- **Instructions to follow**
Tally every line of the material that includes "username", then give the tally and nothing else.

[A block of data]
◆ ◆ ◆ ◆ ◆ ◆ ◆
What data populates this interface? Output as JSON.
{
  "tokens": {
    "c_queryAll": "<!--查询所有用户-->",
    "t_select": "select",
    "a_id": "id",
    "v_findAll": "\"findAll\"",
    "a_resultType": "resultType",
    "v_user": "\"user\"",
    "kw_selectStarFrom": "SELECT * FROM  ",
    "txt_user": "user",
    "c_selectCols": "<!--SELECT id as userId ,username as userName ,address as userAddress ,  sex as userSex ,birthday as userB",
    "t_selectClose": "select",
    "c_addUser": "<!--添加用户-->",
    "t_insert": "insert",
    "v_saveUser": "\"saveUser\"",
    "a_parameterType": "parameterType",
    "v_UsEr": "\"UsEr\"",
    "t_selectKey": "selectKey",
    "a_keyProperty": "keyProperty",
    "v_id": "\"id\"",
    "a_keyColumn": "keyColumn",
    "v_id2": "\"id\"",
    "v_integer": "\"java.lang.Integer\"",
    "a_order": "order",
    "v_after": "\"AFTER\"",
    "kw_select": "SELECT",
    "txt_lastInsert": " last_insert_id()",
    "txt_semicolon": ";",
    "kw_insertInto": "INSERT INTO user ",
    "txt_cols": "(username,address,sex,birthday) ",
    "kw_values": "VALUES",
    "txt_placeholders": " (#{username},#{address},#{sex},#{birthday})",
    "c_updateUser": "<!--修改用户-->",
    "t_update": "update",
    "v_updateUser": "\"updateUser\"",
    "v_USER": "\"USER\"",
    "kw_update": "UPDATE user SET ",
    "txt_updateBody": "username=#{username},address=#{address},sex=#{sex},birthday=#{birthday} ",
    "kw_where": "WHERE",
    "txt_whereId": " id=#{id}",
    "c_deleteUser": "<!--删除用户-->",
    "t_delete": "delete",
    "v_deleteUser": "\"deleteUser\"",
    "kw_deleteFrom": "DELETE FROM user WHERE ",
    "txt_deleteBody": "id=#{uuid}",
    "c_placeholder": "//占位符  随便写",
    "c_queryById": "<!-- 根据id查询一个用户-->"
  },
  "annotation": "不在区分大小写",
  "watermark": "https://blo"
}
◆ ◆ ◆ ◆ ◆ ◆ ◆
- **Response**
4